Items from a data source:
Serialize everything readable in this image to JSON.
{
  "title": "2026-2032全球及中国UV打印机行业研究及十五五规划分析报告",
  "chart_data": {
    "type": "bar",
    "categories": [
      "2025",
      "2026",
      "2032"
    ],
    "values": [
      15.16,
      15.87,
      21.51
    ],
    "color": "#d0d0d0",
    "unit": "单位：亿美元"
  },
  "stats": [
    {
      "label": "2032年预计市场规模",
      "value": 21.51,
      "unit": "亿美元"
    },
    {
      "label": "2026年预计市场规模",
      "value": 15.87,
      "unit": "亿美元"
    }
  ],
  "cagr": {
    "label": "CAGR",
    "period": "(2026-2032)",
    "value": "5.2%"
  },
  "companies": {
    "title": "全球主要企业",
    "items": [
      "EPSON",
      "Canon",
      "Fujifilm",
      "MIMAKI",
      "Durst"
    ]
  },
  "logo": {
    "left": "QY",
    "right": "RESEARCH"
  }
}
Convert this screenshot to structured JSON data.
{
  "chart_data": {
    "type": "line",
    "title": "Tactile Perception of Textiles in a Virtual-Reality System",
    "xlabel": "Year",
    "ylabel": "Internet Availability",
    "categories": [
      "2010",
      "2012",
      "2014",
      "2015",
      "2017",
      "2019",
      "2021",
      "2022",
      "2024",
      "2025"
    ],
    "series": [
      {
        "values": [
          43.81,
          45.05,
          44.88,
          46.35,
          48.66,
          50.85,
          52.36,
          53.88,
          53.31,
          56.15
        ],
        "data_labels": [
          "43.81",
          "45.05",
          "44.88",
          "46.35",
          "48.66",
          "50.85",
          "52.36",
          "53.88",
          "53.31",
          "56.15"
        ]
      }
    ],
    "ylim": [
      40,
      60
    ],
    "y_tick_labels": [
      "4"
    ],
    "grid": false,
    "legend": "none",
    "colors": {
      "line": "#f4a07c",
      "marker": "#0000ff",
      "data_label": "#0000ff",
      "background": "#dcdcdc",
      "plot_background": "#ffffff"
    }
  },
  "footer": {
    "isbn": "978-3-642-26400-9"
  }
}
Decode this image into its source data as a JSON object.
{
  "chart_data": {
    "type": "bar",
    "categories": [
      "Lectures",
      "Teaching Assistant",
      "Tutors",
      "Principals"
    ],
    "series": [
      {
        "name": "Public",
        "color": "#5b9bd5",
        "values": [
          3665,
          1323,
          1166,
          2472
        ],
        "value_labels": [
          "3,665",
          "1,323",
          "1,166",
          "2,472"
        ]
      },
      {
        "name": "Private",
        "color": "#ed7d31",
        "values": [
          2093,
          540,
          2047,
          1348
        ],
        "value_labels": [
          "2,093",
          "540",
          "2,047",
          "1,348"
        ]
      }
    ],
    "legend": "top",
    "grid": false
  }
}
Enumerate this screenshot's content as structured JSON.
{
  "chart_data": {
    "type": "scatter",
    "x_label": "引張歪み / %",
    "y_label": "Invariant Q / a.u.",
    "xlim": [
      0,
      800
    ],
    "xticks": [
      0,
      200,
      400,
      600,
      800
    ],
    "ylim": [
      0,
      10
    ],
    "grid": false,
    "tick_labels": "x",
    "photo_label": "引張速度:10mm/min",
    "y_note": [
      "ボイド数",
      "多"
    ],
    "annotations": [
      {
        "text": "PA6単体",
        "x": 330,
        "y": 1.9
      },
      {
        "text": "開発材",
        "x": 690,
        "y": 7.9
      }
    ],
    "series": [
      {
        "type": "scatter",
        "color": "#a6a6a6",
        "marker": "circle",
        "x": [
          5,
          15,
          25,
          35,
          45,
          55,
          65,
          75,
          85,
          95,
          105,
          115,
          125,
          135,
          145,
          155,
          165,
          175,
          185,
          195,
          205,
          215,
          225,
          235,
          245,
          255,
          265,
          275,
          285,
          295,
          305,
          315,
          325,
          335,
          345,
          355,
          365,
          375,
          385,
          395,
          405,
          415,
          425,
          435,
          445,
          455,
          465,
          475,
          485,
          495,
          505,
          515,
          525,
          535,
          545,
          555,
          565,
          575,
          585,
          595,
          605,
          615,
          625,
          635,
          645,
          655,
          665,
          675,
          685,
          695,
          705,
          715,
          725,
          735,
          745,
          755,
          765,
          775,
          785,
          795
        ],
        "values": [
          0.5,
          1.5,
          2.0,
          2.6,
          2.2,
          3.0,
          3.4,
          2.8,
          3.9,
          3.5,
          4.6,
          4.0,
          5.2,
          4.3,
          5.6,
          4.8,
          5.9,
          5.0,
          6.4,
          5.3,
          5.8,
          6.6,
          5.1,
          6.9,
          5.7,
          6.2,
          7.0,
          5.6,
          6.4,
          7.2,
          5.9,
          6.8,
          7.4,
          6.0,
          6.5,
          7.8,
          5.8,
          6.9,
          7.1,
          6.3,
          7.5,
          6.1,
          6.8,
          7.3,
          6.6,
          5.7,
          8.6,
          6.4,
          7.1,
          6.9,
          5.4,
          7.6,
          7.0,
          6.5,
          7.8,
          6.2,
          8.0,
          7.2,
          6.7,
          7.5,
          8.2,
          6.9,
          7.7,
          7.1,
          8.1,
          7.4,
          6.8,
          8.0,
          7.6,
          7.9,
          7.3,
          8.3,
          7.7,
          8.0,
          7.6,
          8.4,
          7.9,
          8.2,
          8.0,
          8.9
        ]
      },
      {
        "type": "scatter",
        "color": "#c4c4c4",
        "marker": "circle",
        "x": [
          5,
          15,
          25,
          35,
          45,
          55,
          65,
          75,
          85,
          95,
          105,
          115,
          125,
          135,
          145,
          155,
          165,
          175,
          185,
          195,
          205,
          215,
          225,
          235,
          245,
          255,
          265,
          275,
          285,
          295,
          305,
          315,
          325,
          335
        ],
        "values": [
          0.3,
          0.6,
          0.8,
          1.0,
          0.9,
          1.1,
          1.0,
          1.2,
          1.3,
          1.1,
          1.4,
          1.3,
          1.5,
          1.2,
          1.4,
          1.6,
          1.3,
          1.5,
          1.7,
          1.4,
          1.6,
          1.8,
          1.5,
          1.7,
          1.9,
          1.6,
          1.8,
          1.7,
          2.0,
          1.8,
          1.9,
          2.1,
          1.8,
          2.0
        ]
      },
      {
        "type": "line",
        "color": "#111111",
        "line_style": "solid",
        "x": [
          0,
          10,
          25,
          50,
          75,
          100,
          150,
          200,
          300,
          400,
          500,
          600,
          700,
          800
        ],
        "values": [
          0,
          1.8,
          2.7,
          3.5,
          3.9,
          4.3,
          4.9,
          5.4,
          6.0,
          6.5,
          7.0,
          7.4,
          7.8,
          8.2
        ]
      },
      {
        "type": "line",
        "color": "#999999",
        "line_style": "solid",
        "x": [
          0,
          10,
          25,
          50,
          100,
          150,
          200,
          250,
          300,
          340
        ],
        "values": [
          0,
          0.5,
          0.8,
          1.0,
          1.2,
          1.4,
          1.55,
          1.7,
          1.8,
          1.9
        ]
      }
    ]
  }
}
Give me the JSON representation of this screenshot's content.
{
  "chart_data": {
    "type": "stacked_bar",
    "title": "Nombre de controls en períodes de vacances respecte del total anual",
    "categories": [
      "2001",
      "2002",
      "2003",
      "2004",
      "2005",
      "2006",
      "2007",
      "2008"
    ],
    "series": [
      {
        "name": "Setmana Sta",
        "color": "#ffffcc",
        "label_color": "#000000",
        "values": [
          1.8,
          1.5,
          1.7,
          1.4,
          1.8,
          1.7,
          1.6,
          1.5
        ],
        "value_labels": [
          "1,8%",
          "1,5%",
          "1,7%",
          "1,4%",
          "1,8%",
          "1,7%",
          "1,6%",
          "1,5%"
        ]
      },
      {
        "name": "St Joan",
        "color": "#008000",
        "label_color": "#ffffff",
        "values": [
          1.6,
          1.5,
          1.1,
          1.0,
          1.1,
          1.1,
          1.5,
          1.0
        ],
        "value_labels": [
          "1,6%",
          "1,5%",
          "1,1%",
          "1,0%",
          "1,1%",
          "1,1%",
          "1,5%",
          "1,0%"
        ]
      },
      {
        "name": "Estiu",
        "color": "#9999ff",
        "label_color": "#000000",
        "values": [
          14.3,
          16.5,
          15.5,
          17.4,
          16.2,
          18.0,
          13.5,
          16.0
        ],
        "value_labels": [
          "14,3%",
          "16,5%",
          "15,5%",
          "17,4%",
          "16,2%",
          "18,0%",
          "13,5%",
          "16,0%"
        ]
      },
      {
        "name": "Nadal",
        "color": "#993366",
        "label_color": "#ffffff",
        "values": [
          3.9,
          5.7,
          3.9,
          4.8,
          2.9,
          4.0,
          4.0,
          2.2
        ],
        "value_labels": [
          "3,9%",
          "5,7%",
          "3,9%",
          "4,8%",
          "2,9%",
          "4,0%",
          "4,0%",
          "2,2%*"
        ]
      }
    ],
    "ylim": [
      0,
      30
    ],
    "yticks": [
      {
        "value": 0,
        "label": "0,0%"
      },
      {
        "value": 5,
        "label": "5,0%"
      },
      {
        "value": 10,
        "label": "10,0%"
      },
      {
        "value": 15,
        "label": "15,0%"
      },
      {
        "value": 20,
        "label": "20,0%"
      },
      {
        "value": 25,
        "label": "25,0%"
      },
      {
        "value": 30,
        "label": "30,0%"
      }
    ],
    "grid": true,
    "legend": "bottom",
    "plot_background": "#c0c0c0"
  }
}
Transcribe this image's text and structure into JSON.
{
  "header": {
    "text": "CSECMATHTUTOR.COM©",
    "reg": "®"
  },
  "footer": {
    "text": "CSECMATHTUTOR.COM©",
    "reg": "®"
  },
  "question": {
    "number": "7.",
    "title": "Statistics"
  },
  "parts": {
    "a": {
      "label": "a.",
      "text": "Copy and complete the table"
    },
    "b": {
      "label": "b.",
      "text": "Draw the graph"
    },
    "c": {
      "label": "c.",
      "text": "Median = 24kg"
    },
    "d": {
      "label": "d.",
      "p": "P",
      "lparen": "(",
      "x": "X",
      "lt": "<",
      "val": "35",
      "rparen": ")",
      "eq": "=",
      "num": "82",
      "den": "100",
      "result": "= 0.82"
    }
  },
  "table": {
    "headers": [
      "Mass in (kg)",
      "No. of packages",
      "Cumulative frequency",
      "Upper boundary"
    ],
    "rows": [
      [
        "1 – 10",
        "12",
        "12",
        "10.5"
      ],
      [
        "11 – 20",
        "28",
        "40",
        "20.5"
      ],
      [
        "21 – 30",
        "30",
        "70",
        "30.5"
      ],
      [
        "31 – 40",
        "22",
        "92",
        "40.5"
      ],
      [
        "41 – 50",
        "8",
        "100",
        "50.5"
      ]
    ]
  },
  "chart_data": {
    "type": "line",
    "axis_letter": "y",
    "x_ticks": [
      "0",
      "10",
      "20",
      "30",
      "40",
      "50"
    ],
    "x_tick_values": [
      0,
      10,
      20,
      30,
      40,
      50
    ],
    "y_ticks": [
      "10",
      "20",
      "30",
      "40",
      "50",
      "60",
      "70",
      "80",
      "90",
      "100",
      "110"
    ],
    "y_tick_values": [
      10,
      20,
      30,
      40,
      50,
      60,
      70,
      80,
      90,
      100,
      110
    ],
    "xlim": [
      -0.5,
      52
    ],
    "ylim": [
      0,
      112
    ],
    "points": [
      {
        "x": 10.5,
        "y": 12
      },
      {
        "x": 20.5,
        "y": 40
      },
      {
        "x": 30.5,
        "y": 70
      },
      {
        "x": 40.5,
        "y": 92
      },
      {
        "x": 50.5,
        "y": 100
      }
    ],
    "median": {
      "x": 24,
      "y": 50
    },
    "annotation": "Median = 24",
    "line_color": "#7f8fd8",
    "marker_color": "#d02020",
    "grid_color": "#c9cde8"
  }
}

WORK REQUIRED:
List the lines that contain the word "into".

WRITTEN SOLUTION:
Decode this image into its source data as a JSON object.
Transcribe this image's text and structure into JSON.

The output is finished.